(Rows from a figure dataset)
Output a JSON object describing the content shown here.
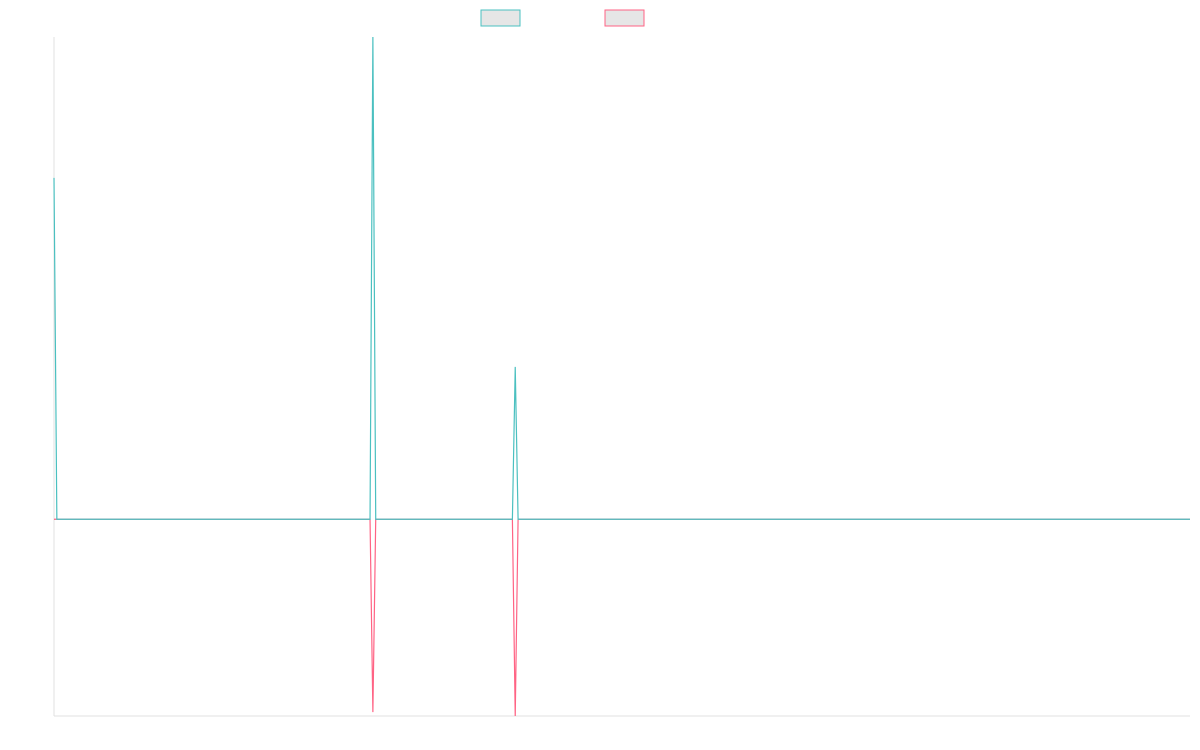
{
  "chart_data": {
    "type": "line",
    "title": "",
    "xlabel": "",
    "ylabel": "",
    "x": [
      0,
      1,
      2,
      3,
      4,
      5,
      6,
      7,
      8,
      9,
      10,
      11,
      12,
      13,
      14,
      15,
      16,
      17,
      18,
      19,
      20,
      21,
      22,
      23,
      24,
      25,
      26,
      27,
      28,
      29,
      30,
      31,
      32,
      33,
      34,
      35,
      36,
      37,
      38,
      39,
      40,
      41,
      42,
      43,
      44,
      45,
      46,
      47,
      48,
      49,
      50,
      51,
      52,
      53,
      54,
      55,
      56,
      57,
      58,
      59,
      60,
      61,
      62,
      63,
      64,
      65,
      66,
      67,
      68,
      69,
      70,
      71,
      72,
      73,
      74,
      75,
      76,
      77,
      78,
      79,
      80,
      81,
      82,
      83,
      84,
      85,
      86,
      87,
      88,
      89,
      90,
      91,
      92,
      93,
      94,
      95,
      96,
      97,
      98,
      99,
      100,
      101,
      102,
      103,
      104,
      105,
      106,
      107,
      108,
      109,
      110,
      111,
      112,
      113,
      114,
      115,
      116,
      117,
      118,
      119,
      120,
      121,
      122,
      123,
      124,
      125,
      126,
      127,
      128,
      129,
      130,
      131,
      132,
      133,
      134,
      135,
      136,
      137,
      138,
      139,
      140,
      141,
      142,
      143,
      144,
      145,
      146,
      147,
      148,
      149,
      150,
      151,
      152,
      153,
      154,
      155,
      156,
      157,
      158,
      159,
      160,
      161,
      162,
      163,
      164,
      165,
      166,
      167,
      168,
      169,
      170,
      171,
      172,
      173,
      174,
      175,
      176,
      177,
      178,
      179,
      180,
      181,
      182,
      183,
      184,
      185,
      186,
      187,
      188,
      189,
      190,
      191,
      192,
      193,
      194,
      195,
      196,
      197,
      198,
      199,
      200,
      201,
      202,
      203,
      204,
      205,
      206,
      207,
      208,
      209,
      210,
      211,
      212,
      213,
      214,
      215,
      216,
      217,
      218,
      219,
      220,
      221,
      222,
      223,
      224,
      225,
      226,
      227,
      228,
      229,
      230,
      231,
      232,
      233,
      234,
      235,
      236,
      237,
      238,
      239,
      240,
      241,
      242,
      243,
      244,
      245,
      246,
      247,
      248,
      249,
      250,
      251,
      252,
      253,
      254,
      255,
      256,
      257,
      258,
      259,
      260,
      261,
      262,
      263,
      264,
      265,
      266,
      267,
      268,
      269,
      270,
      271,
      272,
      273,
      274,
      275,
      276,
      277,
      278,
      279,
      280,
      281,
      282,
      283,
      284,
      285,
      286,
      287,
      288,
      289,
      290,
      291,
      292,
      293,
      294,
      295,
      296,
      297,
      298,
      299,
      300,
      301,
      302,
      303,
      304,
      305,
      306,
      307,
      308,
      309,
      310,
      311,
      312,
      313,
      314,
      315,
      316,
      317,
      318,
      319,
      320,
      321,
      322,
      323,
      324,
      325,
      326,
      327,
      328,
      329,
      330,
      331,
      332,
      333,
      334,
      335,
      336,
      337,
      338,
      339,
      340,
      341,
      342,
      343,
      344,
      345,
      346,
      347,
      348,
      349,
      350,
      351,
      352,
      353,
      354,
      355,
      356,
      357,
      358,
      359,
      360,
      361,
      362,
      363,
      364,
      365,
      366,
      367,
      368,
      369,
      370,
      371,
      372,
      373,
      374,
      375,
      376,
      377,
      378,
      379,
      380,
      381,
      382,
      383,
      384,
      385,
      386,
      387,
      388,
      389,
      390,
      391,
      392,
      393,
      394,
      395,
      396,
      397,
      398,
      399
    ],
    "ylim": [
      -1.02,
      2.5
    ],
    "xlim": [
      0,
      399
    ],
    "grid": false,
    "legend_placement": "top-center",
    "series": [
      {
        "color": "#4bc0c0",
        "legend_fill": "#e6e6e6",
        "spikes": [
          {
            "x": 0,
            "y": 1.77
          },
          {
            "x": 112,
            "y": 2.5
          },
          {
            "x": 162,
            "y": 0.79
          }
        ],
        "baseline": 0
      },
      {
        "color": "#ff6384",
        "legend_fill": "#e6e6e6",
        "spikes": [
          {
            "x": 112,
            "y": -1.0
          },
          {
            "x": 162,
            "y": -1.02
          }
        ],
        "baseline": 0
      }
    ]
  }
}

### What is asked
Copy the records exactly. Skip the pictures.

### Reply to the exercise
Output a JSON object describing the content shown here.
{
  "chart_data": {
    "type": "line",
    "title": "",
    "xlabel": "",
    "ylabel": "",
    "x": [
      0,
      1,
      2,
      3,
      4,
      5,
      6,
      7,
      8,
      9,
      10,
      11,
      12,
      13,
      14,
      15,
      16,
      17,
      18,
      19,
      20,
      21,
      22,
      23,
      24,
      25,
      26,
      27,
      28,
      29,
      30,
      31,
      32,
      33,
      34,
      35,
      36,
      37,
      38,
      39,
      40,
      41,
      42,
      43,
      44,
      45,
      46,
      47,
      48,
      49,
      50,
      51,
      52,
      53,
      54,
      55,
      56,
      57,
      58,
      59,
      60,
      61,
      62,
      63,
      64,
      65,
      66,
      67,
      68,
      69,
      70,
      71,
      72,
      73,
      74,
      75,
      76,
      77,
      78,
      79,
      80,
      81,
      82,
      83,
      84,
      85,
      86,
      87,
      88,
      89,
      90,
      91,
      92,
      93,
      94,
      95,
      96,
      97,
      98,
      99,
      100,
      101,
      102,
      103,
      104,
      105,
      106,
      107,
      108,
      109,
      110,
      111,
      112,
      113,
      114,
      115,
      116,
      117,
      118,
      119,
      120,
      121,
      122,
      123,
      124,
      125,
      126,
      127,
      128,
      129,
      130,
      131,
      132,
      133,
      134,
      135,
      136,
      137,
      138,
      139,
      140,
      141,
      142,
      143,
      144,
      145,
      146,
      147,
      148,
      149,
      150,
      151,
      152,
      153,
      154,
      155,
      156,
      157,
      158,
      159,
      160,
      161,
      162,
      163,
      164,
      165,
      166,
      167,
      168,
      169,
      170,
      171,
      172,
      173,
      174,
      175,
      176,
      177,
      178,
      179,
      180,
      181,
      182,
      183,
      184,
      185,
      186,
      187,
      188,
      189,
      190,
      191,
      192,
      193,
      194,
      195,
      196,
      197,
      198,
      199,
      200,
      201,
      202,
      203,
      204,
      205,
      206,
      207,
      208,
      209,
      210,
      211,
      212,
      213,
      214,
      215,
      216,
      217,
      218,
      219,
      220,
      221,
      222,
      223,
      224,
      225,
      226,
      227,
      228,
      229,
      230,
      231,
      232,
      233,
      234,
      235,
      236,
      237,
      238,
      239,
      240,
      241,
      242,
      243,
      244,
      245,
      246,
      247,
      248,
      249,
      250,
      251,
      252,
      253,
      254,
      255,
      256,
      257,
      258,
      259,
      260,
      261,
      262,
      263,
      264,
      265,
      266,
      267,
      268,
      269,
      270,
      271,
      272,
      273,
      274,
      275,
      276,
      277,
      278,
      279,
      280,
      281,
      282,
      283,
      284,
      285,
      286,
      287,
      288,
      289,
      290,
      291,
      292,
      293,
      294,
      295,
      296,
      297,
      298,
      299,
      300,
      301,
      302,
      303,
      304,
      305,
      306,
      307,
      308,
      309,
      310,
      311,
      312,
      313,
      314,
      315,
      316,
      317,
      318,
      319,
      320,
      321,
      322,
      323,
      324,
      325,
      326,
      327,
      328,
      329,
      330,
      331,
      332,
      333,
      334,
      335,
      336,
      337,
      338,
      339,
      340,
      341,
      342,
      343,
      344,
      345,
      346,
      347,
      348,
      349,
      350,
      351,
      352,
      353,
      354,
      355,
      356,
      357,
      358,
      359,
      360,
      361,
      362,
      363,
      364,
      365,
      366,
      367,
      368,
      369,
      370,
      371,
      372,
      373,
      374,
      375,
      376,
      377,
      378,
      379,
      380,
      381,
      382,
      383,
      384,
      385,
      386,
      387,
      388,
      389,
      390,
      391,
      392,
      393,
      394,
      395,
      396,
      397,
      398,
      399
    ],
    "ylim": [
      -1.02,
      2.5
    ],
    "xlim": [
      0,
      399
    ],
    "grid": false,
    "legend_placement": "top-center",
    "series": [
      {
        "color": "#4bc0c0",
        "legend_fill": "#e6e6e6",
        "spikes": [
          {
            "x": 0,
            "y": 1.77
          },
          {
            "x": 112,
            "y": 2.5
          },
          {
            "x": 162,
            "y": 0.79
          }
        ],
        "baseline": 0
      },
      {
        "color": "#ff6384",
        "legend_fill": "#e6e6e6",
        "spikes": [
          {
            "x": 112,
            "y": -1.0
          },
          {
            "x": 162,
            "y": -1.02
          }
        ],
        "baseline": 0
      }
    ]
  }
}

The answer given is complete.